Problem requirements
Copy exactly, and only, the lines from the one with "What data populates this interface?" to the end of the listing; omit pictures.
[BEGIN Dataset]
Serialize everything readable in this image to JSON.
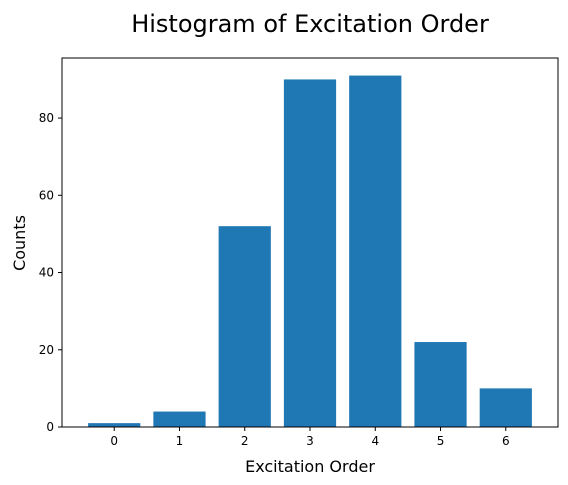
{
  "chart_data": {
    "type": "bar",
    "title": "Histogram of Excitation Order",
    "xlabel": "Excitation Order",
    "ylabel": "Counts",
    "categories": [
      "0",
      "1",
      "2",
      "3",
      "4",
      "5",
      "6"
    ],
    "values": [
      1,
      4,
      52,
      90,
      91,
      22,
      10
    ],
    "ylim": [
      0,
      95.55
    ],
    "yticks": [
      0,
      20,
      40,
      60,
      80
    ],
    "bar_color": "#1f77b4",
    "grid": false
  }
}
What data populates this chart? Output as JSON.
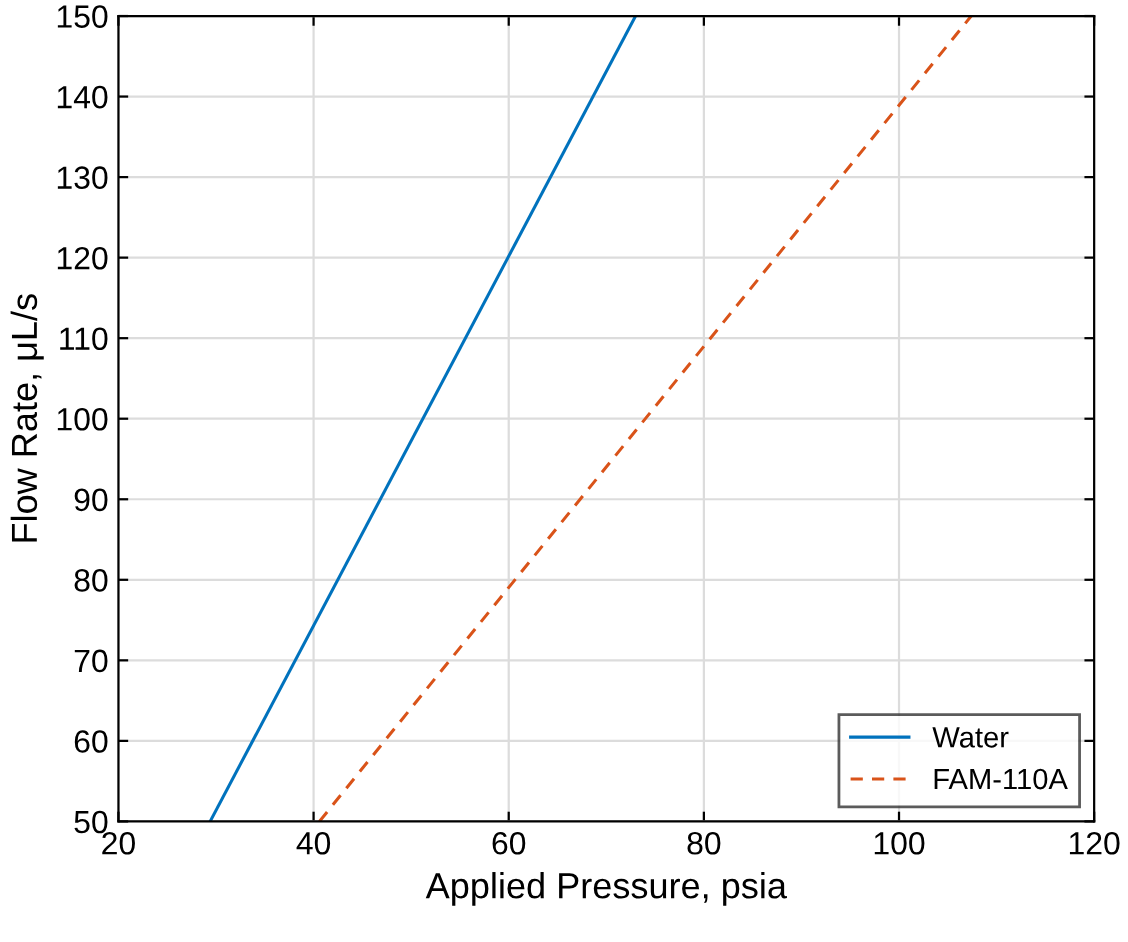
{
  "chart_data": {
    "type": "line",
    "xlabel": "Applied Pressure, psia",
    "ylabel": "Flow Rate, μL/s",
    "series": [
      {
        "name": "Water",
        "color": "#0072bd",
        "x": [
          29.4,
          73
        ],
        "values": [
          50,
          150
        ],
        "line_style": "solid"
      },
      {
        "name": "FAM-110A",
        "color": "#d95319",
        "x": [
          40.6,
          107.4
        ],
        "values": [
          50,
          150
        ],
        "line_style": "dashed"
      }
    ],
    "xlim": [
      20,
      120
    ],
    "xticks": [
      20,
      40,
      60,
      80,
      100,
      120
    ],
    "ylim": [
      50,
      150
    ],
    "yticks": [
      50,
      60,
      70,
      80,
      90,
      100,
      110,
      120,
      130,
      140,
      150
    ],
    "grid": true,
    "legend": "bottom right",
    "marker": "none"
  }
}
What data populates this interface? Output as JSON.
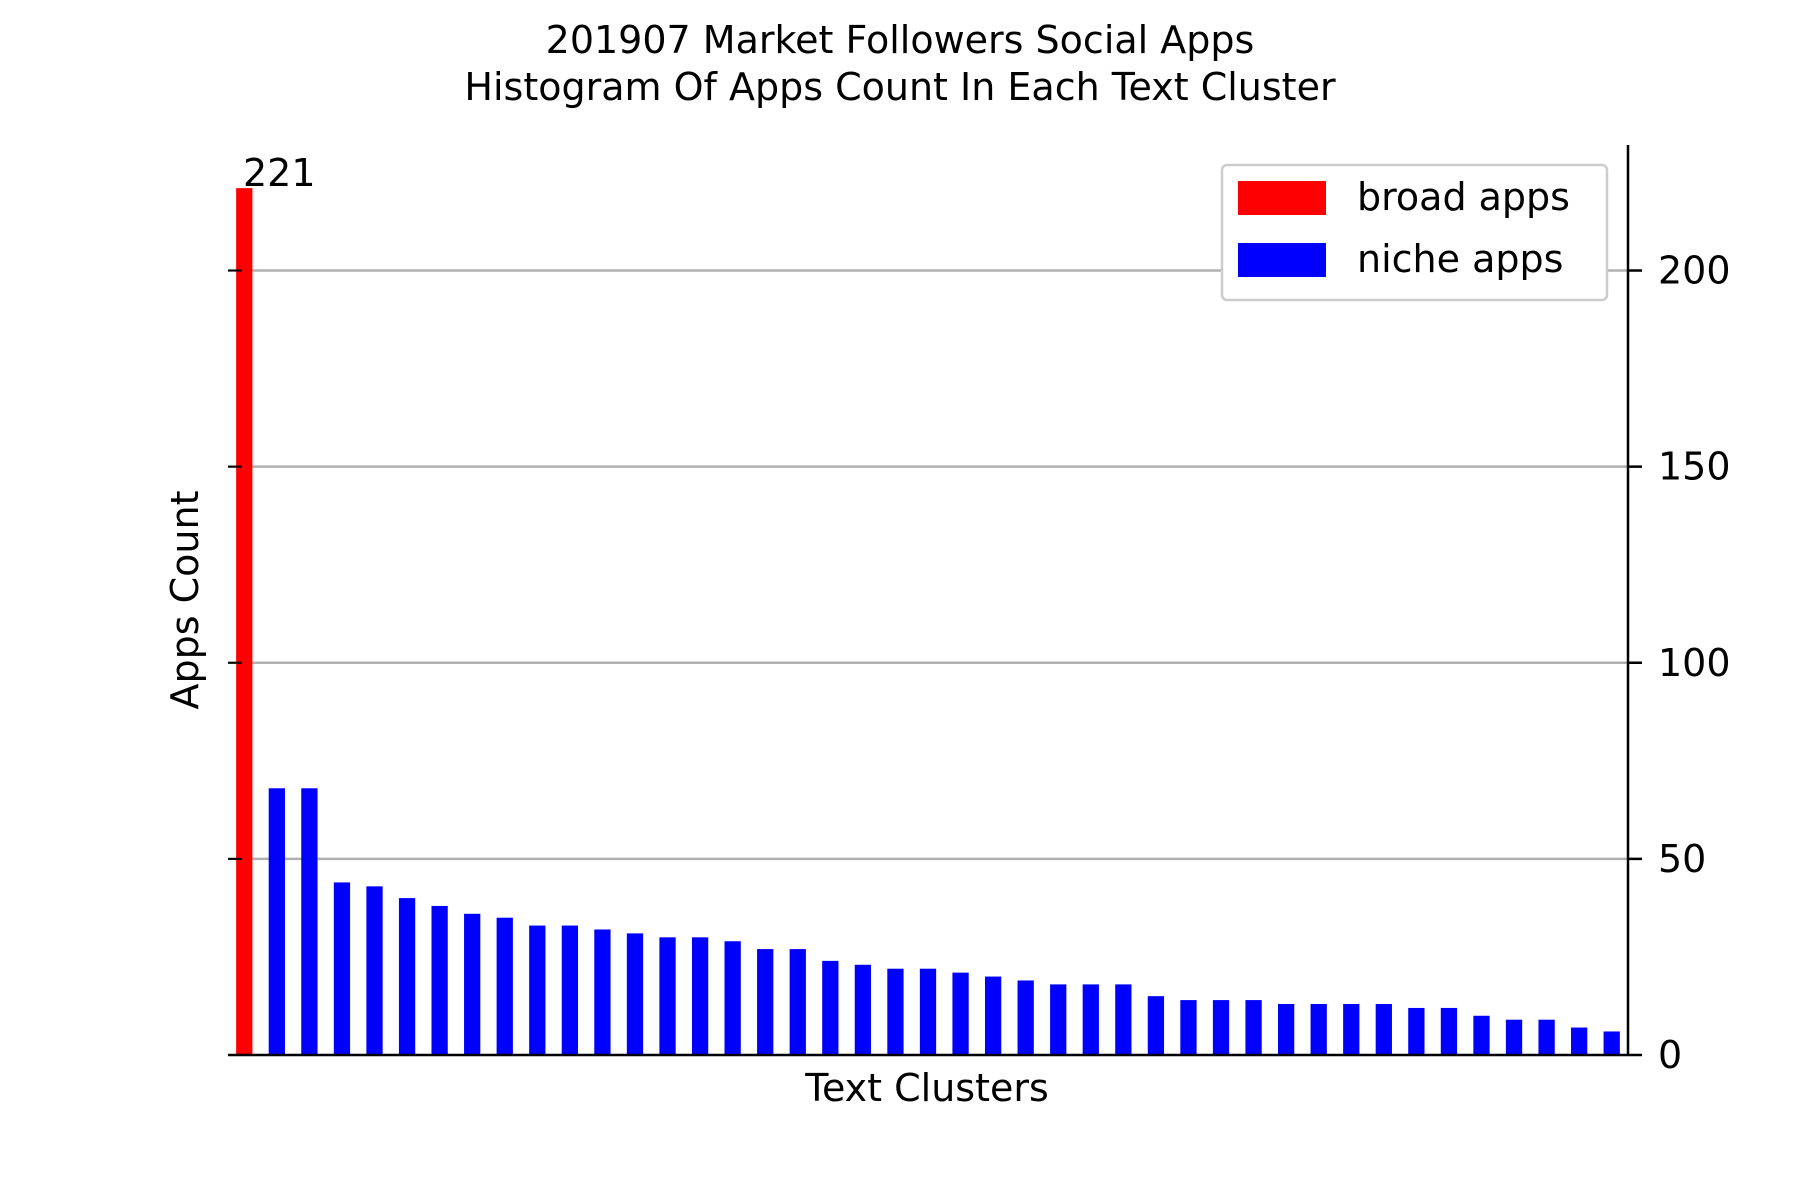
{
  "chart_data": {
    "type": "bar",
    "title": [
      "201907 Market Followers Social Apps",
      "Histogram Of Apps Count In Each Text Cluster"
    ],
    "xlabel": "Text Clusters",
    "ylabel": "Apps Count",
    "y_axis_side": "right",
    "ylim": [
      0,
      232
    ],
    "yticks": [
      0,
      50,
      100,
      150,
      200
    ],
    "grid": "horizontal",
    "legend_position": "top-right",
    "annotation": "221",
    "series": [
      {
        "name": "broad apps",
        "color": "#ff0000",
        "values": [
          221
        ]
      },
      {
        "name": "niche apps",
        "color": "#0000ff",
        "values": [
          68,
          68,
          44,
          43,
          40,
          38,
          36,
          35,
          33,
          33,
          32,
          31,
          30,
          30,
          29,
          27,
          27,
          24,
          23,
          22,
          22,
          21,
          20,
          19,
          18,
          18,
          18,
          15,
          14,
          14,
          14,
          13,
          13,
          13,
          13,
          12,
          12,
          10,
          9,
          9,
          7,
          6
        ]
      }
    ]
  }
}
[END Dataset]
Complete answer
What data populates this interface? Output as JSON.
{
  "chart_data": {
    "type": "bar",
    "title": [
      "201907 Market Followers Social Apps",
      "Histogram Of Apps Count In Each Text Cluster"
    ],
    "xlabel": "Text Clusters",
    "ylabel": "Apps Count",
    "y_axis_side": "right",
    "ylim": [
      0,
      232
    ],
    "yticks": [
      0,
      50,
      100,
      150,
      200
    ],
    "grid": "horizontal",
    "legend_position": "top-right",
    "annotation": "221",
    "series": [
      {
        "name": "broad apps",
        "color": "#ff0000",
        "values": [
          221
        ]
      },
      {
        "name": "niche apps",
        "color": "#0000ff",
        "values": [
          68,
          68,
          44,
          43,
          40,
          38,
          36,
          35,
          33,
          33,
          32,
          31,
          30,
          30,
          29,
          27,
          27,
          24,
          23,
          22,
          22,
          21,
          20,
          19,
          18,
          18,
          18,
          15,
          14,
          14,
          14,
          13,
          13,
          13,
          13,
          12,
          12,
          10,
          9,
          9,
          7,
          6
        ]
      }
    ]
  }
}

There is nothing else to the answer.